Reproduce the listing exactly and skip over any pictures.
--- BEGIN RECORDED INFORMATION ---
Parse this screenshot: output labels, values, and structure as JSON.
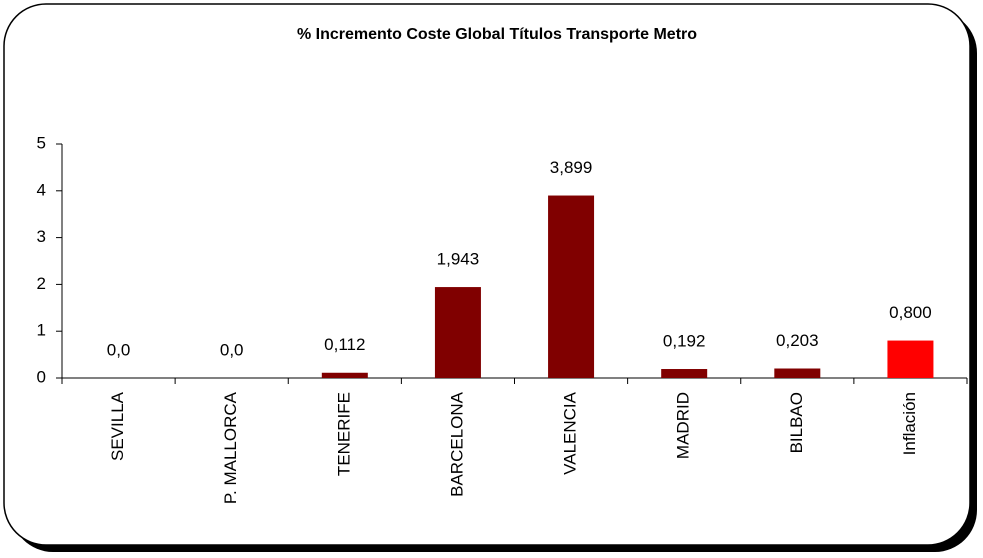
{
  "chart_data": {
    "type": "bar",
    "title": "% Incremento Coste Global Títulos Transporte Metro",
    "categories": [
      "SEVILLA",
      "P. MALLORCA",
      "TENERIFE",
      "BARCELONA",
      "VALENCIA",
      "MADRID",
      "BILBAO",
      "Inflación"
    ],
    "values": [
      0.0,
      0.0,
      0.112,
      1.943,
      3.899,
      0.192,
      0.203,
      0.8
    ],
    "value_labels": [
      "0,0",
      "0,0",
      "0,112",
      "1,943",
      "3,899",
      "0,192",
      "0,203",
      "0,800"
    ],
    "colors": [
      "#800000",
      "#800000",
      "#800000",
      "#800000",
      "#800000",
      "#800000",
      "#800000",
      "#ff0000"
    ],
    "ylim": [
      0,
      5
    ],
    "yticks": [
      0,
      1,
      2,
      3,
      4,
      5
    ],
    "grid": false
  }
}
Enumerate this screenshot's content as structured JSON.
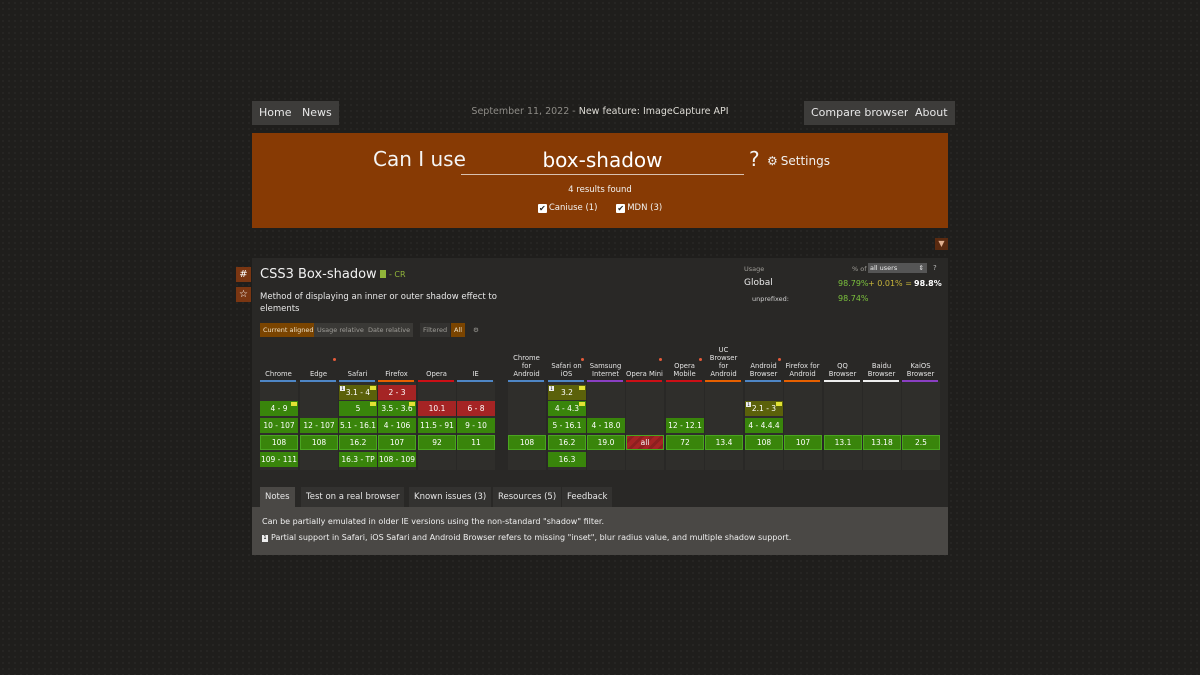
--- END RECORDED INFORMATION ---
- [REPLY TO THE TASK]:
Parse this screenshot: output labels, values, and structure as JSON.
{
  "chart_data": {
    "type": "bar",
    "title": "% Incremento Coste Global Títulos Transporte Metro",
    "categories": [
      "SEVILLA",
      "P. MALLORCA",
      "TENERIFE",
      "BARCELONA",
      "VALENCIA",
      "MADRID",
      "BILBAO",
      "Inflación"
    ],
    "values": [
      0.0,
      0.0,
      0.112,
      1.943,
      3.899,
      0.192,
      0.203,
      0.8
    ],
    "value_labels": [
      "0,0",
      "0,0",
      "0,112",
      "1,943",
      "3,899",
      "0,192",
      "0,203",
      "0,800"
    ],
    "colors": [
      "#800000",
      "#800000",
      "#800000",
      "#800000",
      "#800000",
      "#800000",
      "#800000",
      "#ff0000"
    ],
    "ylim": [
      0,
      5
    ],
    "yticks": [
      0,
      1,
      2,
      3,
      4,
      5
    ],
    "grid": false
  }
}
Enumerate this screenshot's content as structured JSON.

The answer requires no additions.